*Set task*: Retype all of the entries word for word.

*Exercise input*:
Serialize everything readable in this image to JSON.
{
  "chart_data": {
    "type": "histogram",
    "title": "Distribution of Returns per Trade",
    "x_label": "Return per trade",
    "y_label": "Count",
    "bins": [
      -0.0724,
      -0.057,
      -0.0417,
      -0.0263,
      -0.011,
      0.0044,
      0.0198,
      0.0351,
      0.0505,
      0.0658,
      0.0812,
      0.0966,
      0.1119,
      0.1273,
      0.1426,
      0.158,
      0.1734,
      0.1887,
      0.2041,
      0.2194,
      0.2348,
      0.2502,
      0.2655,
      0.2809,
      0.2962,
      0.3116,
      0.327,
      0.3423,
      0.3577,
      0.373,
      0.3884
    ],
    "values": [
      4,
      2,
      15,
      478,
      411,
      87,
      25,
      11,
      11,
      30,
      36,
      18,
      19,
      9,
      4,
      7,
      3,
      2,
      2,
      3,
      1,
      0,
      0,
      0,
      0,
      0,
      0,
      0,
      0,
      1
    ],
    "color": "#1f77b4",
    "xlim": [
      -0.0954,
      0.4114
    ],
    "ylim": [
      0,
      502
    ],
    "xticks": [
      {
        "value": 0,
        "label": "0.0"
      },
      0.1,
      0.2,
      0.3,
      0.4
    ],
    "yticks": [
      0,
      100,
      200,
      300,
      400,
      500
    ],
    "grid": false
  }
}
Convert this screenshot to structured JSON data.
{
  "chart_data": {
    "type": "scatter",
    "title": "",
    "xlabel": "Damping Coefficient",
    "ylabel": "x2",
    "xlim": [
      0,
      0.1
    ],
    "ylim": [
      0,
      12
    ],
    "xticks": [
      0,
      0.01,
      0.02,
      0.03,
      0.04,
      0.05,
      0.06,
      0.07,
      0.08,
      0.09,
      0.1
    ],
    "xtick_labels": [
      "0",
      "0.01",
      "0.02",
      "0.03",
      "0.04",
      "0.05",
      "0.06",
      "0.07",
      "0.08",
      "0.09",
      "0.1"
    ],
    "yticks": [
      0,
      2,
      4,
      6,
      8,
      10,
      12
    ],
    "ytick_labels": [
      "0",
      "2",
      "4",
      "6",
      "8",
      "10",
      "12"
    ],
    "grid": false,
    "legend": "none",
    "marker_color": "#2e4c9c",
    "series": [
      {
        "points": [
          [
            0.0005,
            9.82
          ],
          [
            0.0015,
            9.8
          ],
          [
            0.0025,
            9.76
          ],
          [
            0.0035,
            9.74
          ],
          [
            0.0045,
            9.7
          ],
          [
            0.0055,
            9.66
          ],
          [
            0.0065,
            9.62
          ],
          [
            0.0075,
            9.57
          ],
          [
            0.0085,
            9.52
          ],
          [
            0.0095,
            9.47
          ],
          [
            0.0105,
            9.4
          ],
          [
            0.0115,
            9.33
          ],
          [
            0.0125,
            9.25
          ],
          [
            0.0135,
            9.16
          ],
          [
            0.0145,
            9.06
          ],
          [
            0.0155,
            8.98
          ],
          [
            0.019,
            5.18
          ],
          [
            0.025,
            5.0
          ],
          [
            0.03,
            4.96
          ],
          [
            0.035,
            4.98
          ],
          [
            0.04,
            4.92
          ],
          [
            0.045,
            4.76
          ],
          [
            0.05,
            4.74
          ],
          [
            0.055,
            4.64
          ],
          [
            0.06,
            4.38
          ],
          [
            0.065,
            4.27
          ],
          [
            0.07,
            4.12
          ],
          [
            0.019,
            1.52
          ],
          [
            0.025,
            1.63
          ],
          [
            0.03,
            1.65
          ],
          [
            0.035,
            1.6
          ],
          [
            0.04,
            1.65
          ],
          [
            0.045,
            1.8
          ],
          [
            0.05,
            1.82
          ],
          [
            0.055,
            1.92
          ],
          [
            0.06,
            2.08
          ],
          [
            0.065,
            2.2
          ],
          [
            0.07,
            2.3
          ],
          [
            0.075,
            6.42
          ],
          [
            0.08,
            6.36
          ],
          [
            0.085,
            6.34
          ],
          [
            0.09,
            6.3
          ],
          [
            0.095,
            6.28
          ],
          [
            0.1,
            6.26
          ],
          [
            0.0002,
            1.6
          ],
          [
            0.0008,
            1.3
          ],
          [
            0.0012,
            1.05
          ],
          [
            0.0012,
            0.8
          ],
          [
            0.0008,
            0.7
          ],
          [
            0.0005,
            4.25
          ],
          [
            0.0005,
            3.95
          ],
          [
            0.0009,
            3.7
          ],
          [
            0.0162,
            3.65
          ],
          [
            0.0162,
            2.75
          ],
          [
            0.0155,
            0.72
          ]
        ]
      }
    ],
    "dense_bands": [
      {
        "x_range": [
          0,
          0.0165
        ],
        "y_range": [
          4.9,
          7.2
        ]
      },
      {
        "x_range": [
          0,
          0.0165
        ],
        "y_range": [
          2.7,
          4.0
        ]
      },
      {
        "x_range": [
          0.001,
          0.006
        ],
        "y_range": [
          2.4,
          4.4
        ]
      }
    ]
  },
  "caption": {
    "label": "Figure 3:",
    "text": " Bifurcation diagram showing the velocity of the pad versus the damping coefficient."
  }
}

*Result of the exercise*:
Serialize everything readable in this image to JSON.
{
  "chart_data": {
    "type": "histogram",
    "title": "Distribution of Returns per Trade",
    "x_label": "Return per trade",
    "y_label": "Count",
    "bins": [
      -0.0724,
      -0.057,
      -0.0417,
      -0.0263,
      -0.011,
      0.0044,
      0.0198,
      0.0351,
      0.0505,
      0.0658,
      0.0812,
      0.0966,
      0.1119,
      0.1273,
      0.1426,
      0.158,
      0.1734,
      0.1887,
      0.2041,
      0.2194,
      0.2348,
      0.2502,
      0.2655,
      0.2809,
      0.2962,
      0.3116,
      0.327,
      0.3423,
      0.3577,
      0.373,
      0.3884
    ],
    "values": [
      4,
      2,
      15,
      478,
      411,
      87,
      25,
      11,
      11,
      30,
      36,
      18,
      19,
      9,
      4,
      7,
      3,
      2,
      2,
      3,
      1,
      0,
      0,
      0,
      0,
      0,
      0,
      0,
      0,
      1
    ],
    "color": "#1f77b4",
    "xlim": [
      -0.0954,
      0.4114
    ],
    "ylim": [
      0,
      502
    ],
    "xticks": [
      {
        "value": 0,
        "label": "0.0"
      },
      0.1,
      0.2,
      0.3,
      0.4
    ],
    "yticks": [
      0,
      100,
      200,
      300,
      400,
      500
    ],
    "grid": false
  }
}
Convert this screenshot to structured JSON data.
{
  "chart_data": {
    "type": "scatter",
    "title": "",
    "xlabel": "Damping Coefficient",
    "ylabel": "x2",
    "xlim": [
      0,
      0.1
    ],
    "ylim": [
      0,
      12
    ],
    "xticks": [
      0,
      0.01,
      0.02,
      0.03,
      0.04,
      0.05,
      0.06,
      0.07,
      0.08,
      0.09,
      0.1
    ],
    "xtick_labels": [
      "0",
      "0.01",
      "0.02",
      "0.03",
      "0.04",
      "0.05",
      "0.06",
      "0.07",
      "0.08",
      "0.09",
      "0.1"
    ],
    "yticks": [
      0,
      2,
      4,
      6,
      8,
      10,
      12
    ],
    "ytick_labels": [
      "0",
      "2",
      "4",
      "6",
      "8",
      "10",
      "12"
    ],
    "grid": false,
    "legend": "none",
    "marker_color": "#2e4c9c",
    "series": [
      {
        "points": [
          [
            0.0005,
            9.82
          ],
          [
            0.0015,
            9.8
          ],
          [
            0.0025,
            9.76
          ],
          [
            0.0035,
            9.74
          ],
          [
            0.0045,
            9.7
          ],
          [
            0.0055,
            9.66
          ],
          [
            0.0065,
            9.62
          ],
          [
            0.0075,
            9.57
          ],
          [
            0.0085,
            9.52
          ],
          [
            0.0095,
            9.47
          ],
          [
            0.0105,
            9.4
          ],
          [
            0.0115,
            9.33
          ],
          [
            0.0125,
            9.25
          ],
          [
            0.0135,
            9.16
          ],
          [
            0.0145,
            9.06
          ],
          [
            0.0155,
            8.98
          ],
          [
            0.019,
            5.18
          ],
          [
            0.025,
            5.0
          ],
          [
            0.03,
            4.96
          ],
          [
            0.035,
            4.98
          ],
          [
            0.04,
            4.92
          ],
          [
            0.045,
            4.76
          ],
          [
            0.05,
            4.74
          ],
          [
            0.055,
            4.64
          ],
          [
            0.06,
            4.38
          ],
          [
            0.065,
            4.27
          ],
          [
            0.07,
            4.12
          ],
          [
            0.019,
            1.52
          ],
          [
            0.025,
            1.63
          ],
          [
            0.03,
            1.65
          ],
          [
            0.035,
            1.6
          ],
          [
            0.04,
            1.65
          ],
          [
            0.045,
            1.8
          ],
          [
            0.05,
            1.82
          ],
          [
            0.055,
            1.92
          ],
          [
            0.06,
            2.08
          ],
          [
            0.065,
            2.2
          ],
          [
            0.07,
            2.3
          ],
          [
            0.075,
            6.42
          ],
          [
            0.08,
            6.36
          ],
          [
            0.085,
            6.34
          ],
          [
            0.09,
            6.3
          ],
          [
            0.095,
            6.28
          ],
          [
            0.1,
            6.26
          ],
          [
            0.0002,
            1.6
          ],
          [
            0.0008,
            1.3
          ],
          [
            0.0012,
            1.05
          ],
          [
            0.0012,
            0.8
          ],
          [
            0.0008,
            0.7
          ],
          [
            0.0005,
            4.25
          ],
          [
            0.0005,
            3.95
          ],
          [
            0.0009,
            3.7
          ],
          [
            0.0162,
            3.65
          ],
          [
            0.0162,
            2.75
          ],
          [
            0.0155,
            0.72
          ]
        ]
      }
    ],
    "dense_bands": [
      {
        "x_range": [
          0,
          0.0165
        ],
        "y_range": [
          4.9,
          7.2
        ]
      },
      {
        "x_range": [
          0,
          0.0165
        ],
        "y_range": [
          2.7,
          4.0
        ]
      },
      {
        "x_range": [
          0.001,
          0.006
        ],
        "y_range": [
          2.4,
          4.4
        ]
      }
    ]
  },
  "caption": {
    "label": "Figure 3:",
    "text": " Bifurcation diagram showing the velocity of the pad versus the damping coefficient."
  }
}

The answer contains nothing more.